## PROBLEM TO SOLVE
For the listing below, give the number of lines in which "你应该说" occurs. Add nothing.

Lines of data:
....................
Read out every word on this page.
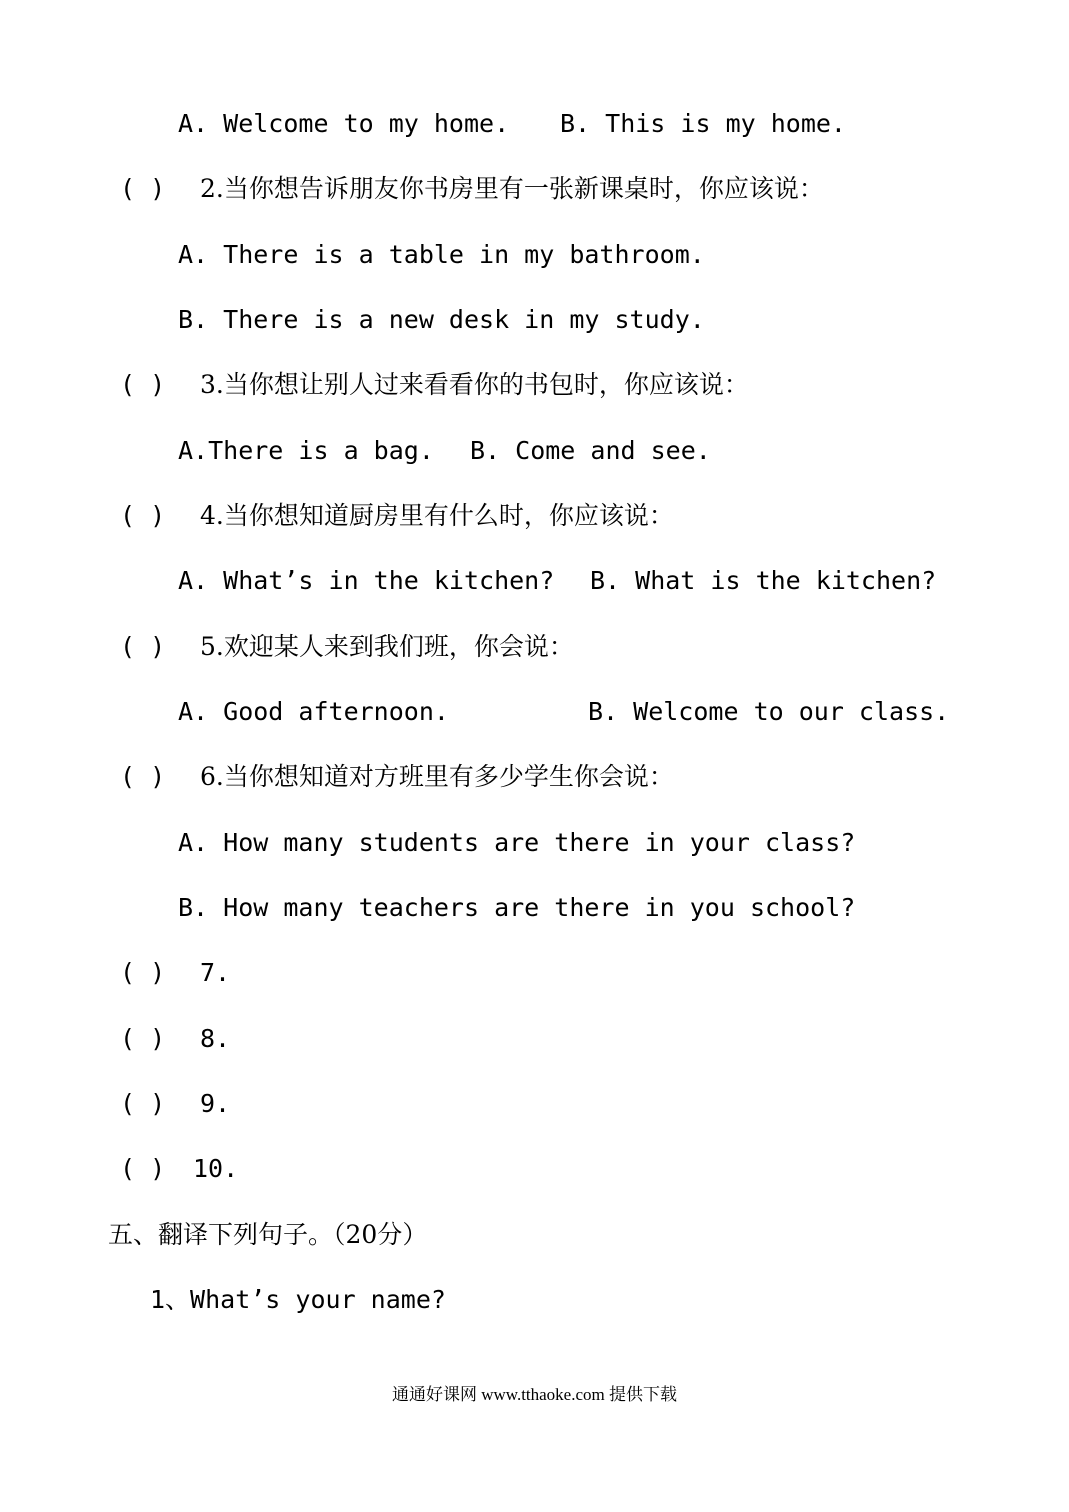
A. Welcome to my home. B. This is my home.
( ) 2.当你想告诉朋友你书房里有一张新课桌时，你应该说：
A. There is a table in my bathroom.
B. There is a new desk in my study.
( ) 3.当你想让别人过来看看你的书包时，你应该说：
A.There is a bag. B. Come and see.
( ) 4.当你想知道厨房里有什么时，你应该说：
A. What’s in the kitchen? B. What is the kitchen?
( ) 5.欢迎某人来到我们班，你会说：
A. Good afternoon.	B. Welcome to our class.
( ) 6.当你想知道对方班里有多少学生你会说：
A. How many students are there in your class?
B. How many teachers are there in you school?
( ) 7.
( ) 8.
( ) 9.
( ) 10.
五、翻译下列句子。（20分）
1、What’s your name?
通通好课网 www.tthaoke.com 提供下载
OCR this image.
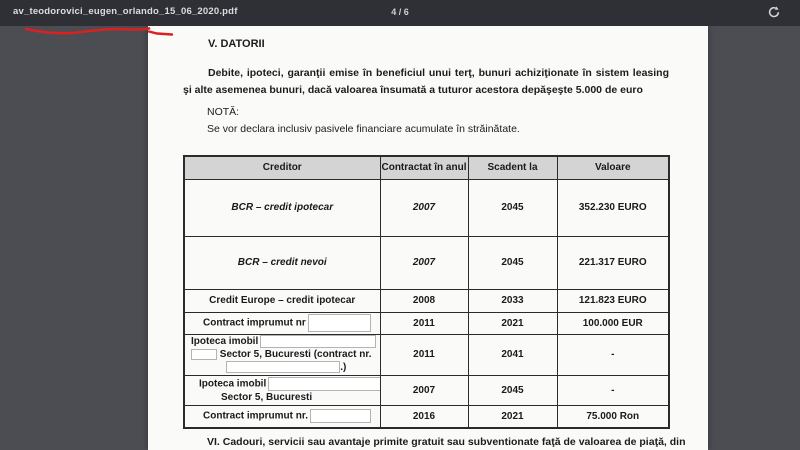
av_teodorovici_eugen_orlando_15_06_2020.pdf	4 / 6
V. DATORII
Debite, ipoteci, garanţii emise în beneficiul unui terţ, bunuri achiziţionate în sistem leasing şi alte asemenea bunuri, dacă valoarea însumată a tuturor acestora depăşeşte 5.000 de euro
NOTĂ:
Se vor declara inclusiv pasivele financiare acumulate în străinătate.
Creditor	Contractat în anul	Scadent la	Valoare
BCR – credit ipotecar	2007	2045	352.230 EURO
BCR – credit nevoi	2007	2045	221.317 EURO
Credit Europe – credit ipotecar	2008	2033	121.823 EURO
Contract imprumut nr	2011	2021	100.000 EUR

Ipoteca imobil
Sector 5, Bucuresti (contract nr.
.)	2011	2041	-

Ipoteca imobil
Sector 5, Bucuresti	2007	2045	-
Contract imprumut nr.	2016	2021	75.000 Ron
VI. Cadouri, servicii sau avantaje primite gratuit sau subventionate faţă de valoarea de piaţă, din
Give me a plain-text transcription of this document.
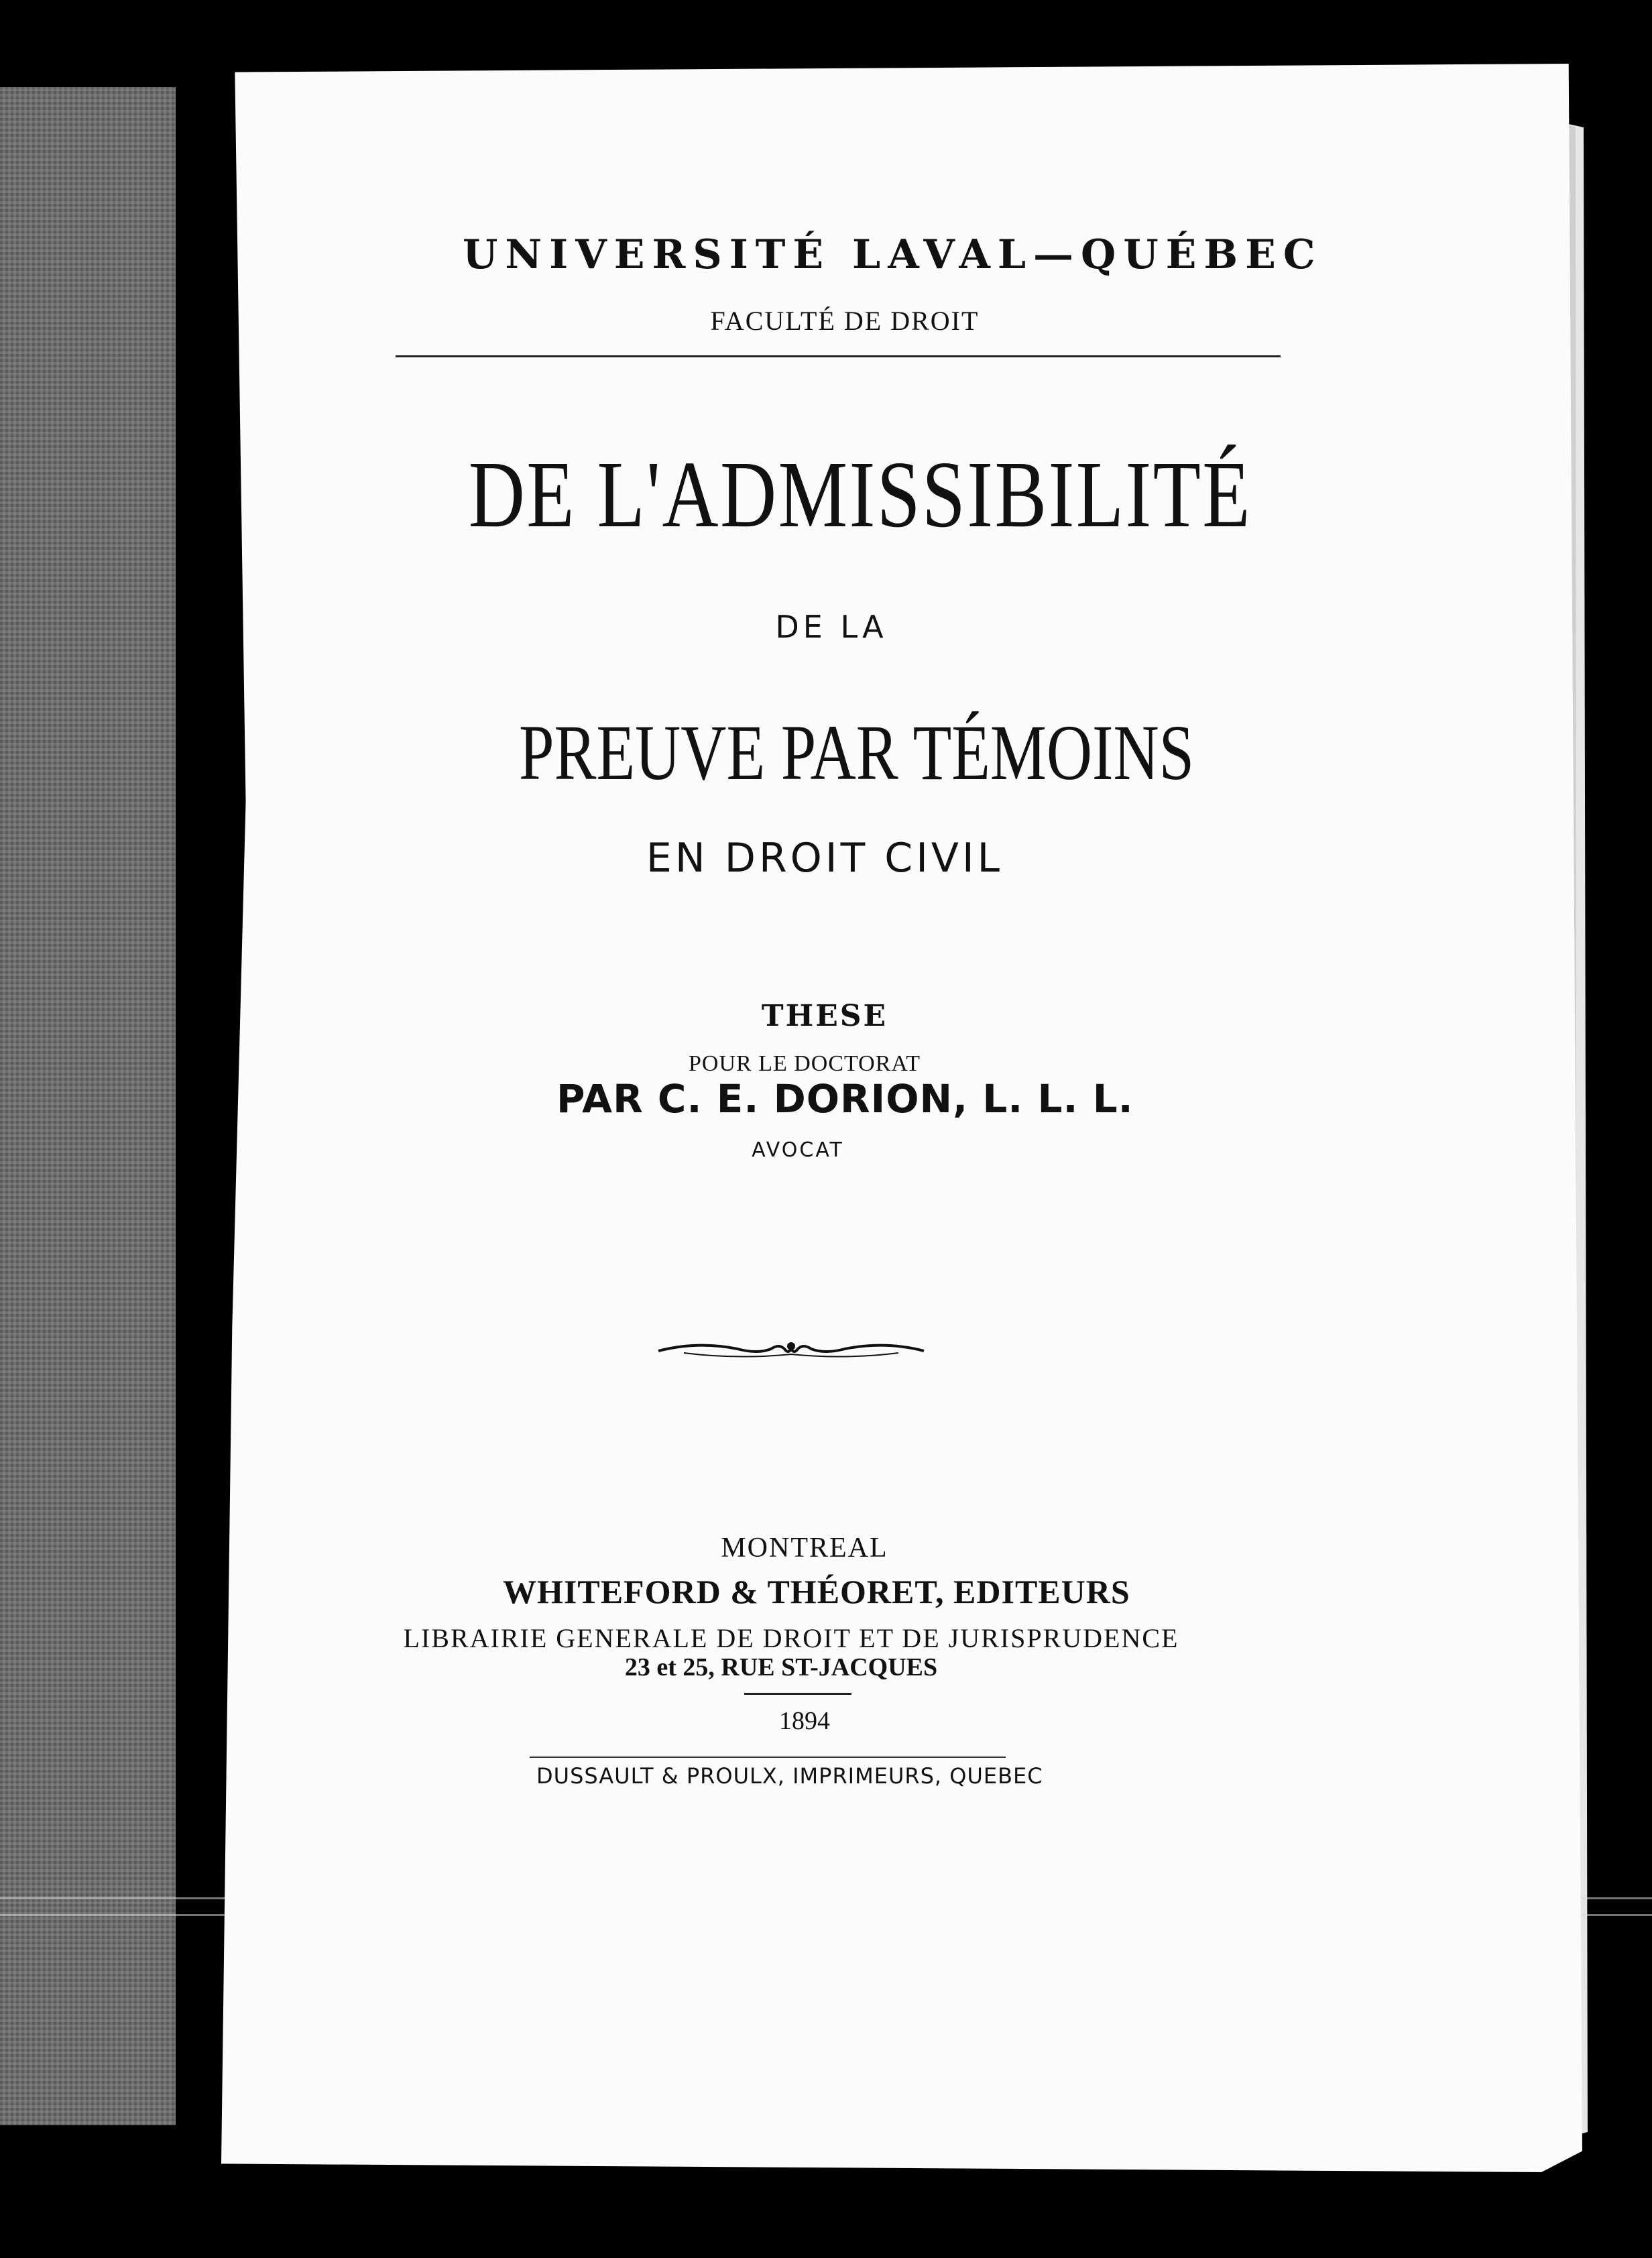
UNIVERSITÉ LAVAL—QUÉBEC
FACULTÉ DE DROIT
DE L'ADMISSIBILITÉ
DE LA
PREUVE PAR TÉMOINS
EN DROIT CIVIL
THESE
POUR LE DOCTORAT
PAR C. E. DORION, L. L. L.
AVOCAT
MONTREAL
WHITEFORD & THÉORET, EDITEURS
LIBRAIRIE GENERALE DE DROIT ET DE JURISPRUDENCE
23 et 25, RUE ST-JACQUES
1894
DUSSAULT & PROULX, IMPRIMEURS, QUEBEC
....................
## COMPLETE OUTPUT
3